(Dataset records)
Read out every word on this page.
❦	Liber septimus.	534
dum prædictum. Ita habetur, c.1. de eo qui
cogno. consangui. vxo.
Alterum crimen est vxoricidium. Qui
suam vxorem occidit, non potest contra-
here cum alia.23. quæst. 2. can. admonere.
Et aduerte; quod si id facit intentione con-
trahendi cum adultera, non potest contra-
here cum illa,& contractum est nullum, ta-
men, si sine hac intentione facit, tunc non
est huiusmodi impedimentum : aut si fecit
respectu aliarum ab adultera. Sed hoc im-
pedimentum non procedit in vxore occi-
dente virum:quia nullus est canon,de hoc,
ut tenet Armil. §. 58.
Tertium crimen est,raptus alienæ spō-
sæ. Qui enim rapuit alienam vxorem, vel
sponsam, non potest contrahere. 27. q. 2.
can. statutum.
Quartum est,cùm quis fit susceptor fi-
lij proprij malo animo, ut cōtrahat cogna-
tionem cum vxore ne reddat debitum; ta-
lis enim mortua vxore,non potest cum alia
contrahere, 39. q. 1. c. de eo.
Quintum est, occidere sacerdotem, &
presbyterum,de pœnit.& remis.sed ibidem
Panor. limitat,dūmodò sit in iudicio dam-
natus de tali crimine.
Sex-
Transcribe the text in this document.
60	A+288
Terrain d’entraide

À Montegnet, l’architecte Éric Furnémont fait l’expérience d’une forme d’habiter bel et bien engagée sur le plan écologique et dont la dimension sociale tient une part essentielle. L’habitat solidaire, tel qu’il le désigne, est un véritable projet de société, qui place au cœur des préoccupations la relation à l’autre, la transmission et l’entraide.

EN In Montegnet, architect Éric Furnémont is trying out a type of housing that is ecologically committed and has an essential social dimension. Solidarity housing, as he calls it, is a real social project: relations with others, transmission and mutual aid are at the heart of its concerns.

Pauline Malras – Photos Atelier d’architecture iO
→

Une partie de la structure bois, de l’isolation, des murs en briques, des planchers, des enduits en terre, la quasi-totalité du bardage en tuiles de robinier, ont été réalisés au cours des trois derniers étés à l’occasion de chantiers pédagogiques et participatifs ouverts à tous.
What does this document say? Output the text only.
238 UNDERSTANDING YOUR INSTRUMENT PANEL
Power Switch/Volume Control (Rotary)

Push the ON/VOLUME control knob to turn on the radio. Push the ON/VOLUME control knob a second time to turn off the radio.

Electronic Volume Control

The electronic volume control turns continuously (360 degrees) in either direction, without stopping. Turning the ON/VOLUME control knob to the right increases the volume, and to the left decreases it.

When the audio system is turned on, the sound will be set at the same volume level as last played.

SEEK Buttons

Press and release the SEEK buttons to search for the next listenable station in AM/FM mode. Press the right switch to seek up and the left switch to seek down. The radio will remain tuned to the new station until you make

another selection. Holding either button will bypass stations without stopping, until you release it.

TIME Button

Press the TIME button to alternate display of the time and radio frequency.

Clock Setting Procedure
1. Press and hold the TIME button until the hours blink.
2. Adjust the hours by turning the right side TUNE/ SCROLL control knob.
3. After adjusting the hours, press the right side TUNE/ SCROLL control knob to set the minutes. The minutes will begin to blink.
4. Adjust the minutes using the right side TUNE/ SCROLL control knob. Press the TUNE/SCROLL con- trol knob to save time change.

WHAT IS NEEDED =
Extract each entry in full and write it down exactly.

REPLY TO THE EXERCISE =
Read out every word on this page.
❦	Liber septimus.	534
dum prædictum. Ita habetur, c.1. de eo qui
cogno. consangui. vxo.
Alterum crimen est vxoricidium. Qui
suam vxorem occidit, non potest contra-
here cum alia.23. quæst. 2. can. admonere.
Et aduerte; quod si id facit intentione con-
trahendi cum adultera, non potest contra-
here cum illa,& contractum est nullum, ta-
men, si sine hac intentione facit, tunc non
est huiusmodi impedimentum : aut si fecit
respectu aliarum ab adultera. Sed hoc im-
pedimentum non procedit in vxore occi-
dente virum:quia nullus est canon,de hoc,
ut tenet Armil. §. 58.
Tertium crimen est,raptus alienæ spō-
sæ. Qui enim rapuit alienam vxorem, vel
sponsam, non potest contrahere. 27. q. 2.
can. statutum.
Quartum est,cùm quis fit susceptor fi-
lij proprij malo animo, ut cōtrahat cogna-
tionem cum vxore ne reddat debitum; ta-
lis enim mortua vxore,non potest cum alia
contrahere, 39. q. 1. c. de eo.
Quintum est, occidere sacerdotem, &
presbyterum,de pœnit.& remis.sed ibidem
Panor. limitat,dūmodò sit in iudicio dam-
natus de tali crimine.
Sex-
Transcribe the text in this document.
60	A+288
Terrain d’entraide

À Montegnet, l’architecte Éric Furnémont fait l’expérience d’une forme d’habiter bel et bien engagée sur le plan écologique et dont la dimension sociale tient une part essentielle. L’habitat solidaire, tel qu’il le désigne, est un véritable projet de société, qui place au cœur des préoccupations la relation à l’autre, la transmission et l’entraide.

EN In Montegnet, architect Éric Furnémont is trying out a type of housing that is ecologically committed and has an essential social dimension. Solidarity housing, as he calls it, is a real social project: relations with others, transmission and mutual aid are at the heart of its concerns.

Pauline Malras – Photos Atelier d’architecture iO
→

Une partie de la structure bois, de l’isolation, des murs en briques, des planchers, des enduits en terre, la quasi-totalité du bardage en tuiles de robinier, ont été réalisés au cours des trois derniers étés à l’occasion de chantiers pédagogiques et participatifs ouverts à tous.
What does this document say? Output the text only.
238 UNDERSTANDING YOUR INSTRUMENT PANEL
Power Switch/Volume Control (Rotary)

Push the ON/VOLUME control knob to turn on the radio. Push the ON/VOLUME control knob a second time to turn off the radio.

Electronic Volume Control

The electronic volume control turns continuously (360 degrees) in either direction, without stopping. Turning the ON/VOLUME control knob to the right increases the volume, and to the left decreases it.

When the audio system is turned on, the sound will be set at the same volume level as last played.

SEEK Buttons

Press and release the SEEK buttons to search for the next listenable station in AM/FM mode. Press the right switch to seek up and the left switch to seek down. The radio will remain tuned to the new station until you make

another selection. Holding either button will bypass stations without stopping, until you release it.

TIME Button

Press the TIME button to alternate display of the time and radio frequency.

Clock Setting Procedure
1. Press and hold the TIME button until the hours blink.
2. Adjust the hours by turning the right side TUNE/ SCROLL control knob.
3. After adjusting the hours, press the right side TUNE/ SCROLL control knob to set the minutes. The minutes will begin to blink.
4. Adjust the minutes using the right side TUNE/ SCROLL control knob. Press the TUNE/SCROLL con- trol knob to save time change.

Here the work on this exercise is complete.